» **Written request**:
Exactly reproduce each record listed below.

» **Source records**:
+ + + +

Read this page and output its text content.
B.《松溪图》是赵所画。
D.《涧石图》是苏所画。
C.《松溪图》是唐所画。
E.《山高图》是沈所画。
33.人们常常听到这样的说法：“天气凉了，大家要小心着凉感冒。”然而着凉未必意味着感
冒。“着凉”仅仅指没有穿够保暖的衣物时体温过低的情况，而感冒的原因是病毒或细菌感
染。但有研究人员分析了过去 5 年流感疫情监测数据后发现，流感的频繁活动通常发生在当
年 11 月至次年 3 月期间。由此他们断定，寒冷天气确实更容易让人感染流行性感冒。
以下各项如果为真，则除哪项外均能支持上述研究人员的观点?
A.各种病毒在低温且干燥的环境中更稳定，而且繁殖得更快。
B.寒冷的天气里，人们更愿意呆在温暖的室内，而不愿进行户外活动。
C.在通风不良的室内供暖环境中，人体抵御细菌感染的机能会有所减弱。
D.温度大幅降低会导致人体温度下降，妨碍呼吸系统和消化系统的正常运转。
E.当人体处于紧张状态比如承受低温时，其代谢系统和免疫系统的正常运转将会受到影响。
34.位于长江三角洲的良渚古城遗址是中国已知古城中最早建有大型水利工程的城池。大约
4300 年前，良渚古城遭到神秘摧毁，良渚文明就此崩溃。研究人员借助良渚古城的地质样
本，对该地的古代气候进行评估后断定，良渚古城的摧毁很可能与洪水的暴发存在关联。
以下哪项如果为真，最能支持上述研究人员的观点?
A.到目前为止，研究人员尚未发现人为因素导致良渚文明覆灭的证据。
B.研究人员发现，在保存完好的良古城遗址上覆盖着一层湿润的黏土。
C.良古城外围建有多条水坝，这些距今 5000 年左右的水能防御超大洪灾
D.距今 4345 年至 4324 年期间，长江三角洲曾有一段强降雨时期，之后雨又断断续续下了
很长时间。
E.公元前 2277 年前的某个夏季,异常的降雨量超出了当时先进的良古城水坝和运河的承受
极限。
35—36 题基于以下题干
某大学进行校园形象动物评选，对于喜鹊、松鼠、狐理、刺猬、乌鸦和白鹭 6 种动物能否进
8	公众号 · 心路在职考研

+ + + +

» **Solution to this problem**:
Read this page and output its text content.
B.《松溪图》是赵所画。
D.《涧石图》是苏所画。
C.《松溪图》是唐所画。
E.《山高图》是沈所画。
33.人们常常听到这样的说法：“天气凉了，大家要小心着凉感冒。”然而着凉未必意味着感
冒。“着凉”仅仅指没有穿够保暖的衣物时体温过低的情况，而感冒的原因是病毒或细菌感
染。但有研究人员分析了过去 5 年流感疫情监测数据后发现，流感的频繁活动通常发生在当
年 11 月至次年 3 月期间。由此他们断定，寒冷天气确实更容易让人感染流行性感冒。
以下各项如果为真，则除哪项外均能支持上述研究人员的观点?
A.各种病毒在低温且干燥的环境中更稳定，而且繁殖得更快。
B.寒冷的天气里，人们更愿意呆在温暖的室内，而不愿进行户外活动。
C.在通风不良的室内供暖环境中，人体抵御细菌感染的机能会有所减弱。
D.温度大幅降低会导致人体温度下降，妨碍呼吸系统和消化系统的正常运转。
E.当人体处于紧张状态比如承受低温时，其代谢系统和免疫系统的正常运转将会受到影响。
34.位于长江三角洲的良渚古城遗址是中国已知古城中最早建有大型水利工程的城池。大约
4300 年前，良渚古城遭到神秘摧毁，良渚文明就此崩溃。研究人员借助良渚古城的地质样
本，对该地的古代气候进行评估后断定，良渚古城的摧毁很可能与洪水的暴发存在关联。
以下哪项如果为真，最能支持上述研究人员的观点?
A.到目前为止，研究人员尚未发现人为因素导致良渚文明覆灭的证据。
B.研究人员发现，在保存完好的良古城遗址上覆盖着一层湿润的黏土。
C.良古城外围建有多条水坝，这些距今 5000 年左右的水能防御超大洪灾
D.距今 4345 年至 4324 年期间，长江三角洲曾有一段强降雨时期，之后雨又断断续续下了
很长时间。
E.公元前 2277 年前的某个夏季,异常的降雨量超出了当时先进的良古城水坝和运河的承受
极限。
35—36 题基于以下题干
某大学进行校园形象动物评选，对于喜鹊、松鼠、狐理、刺猬、乌鸦和白鹭 6 种动物能否进
8	公众号 · 心路在职考研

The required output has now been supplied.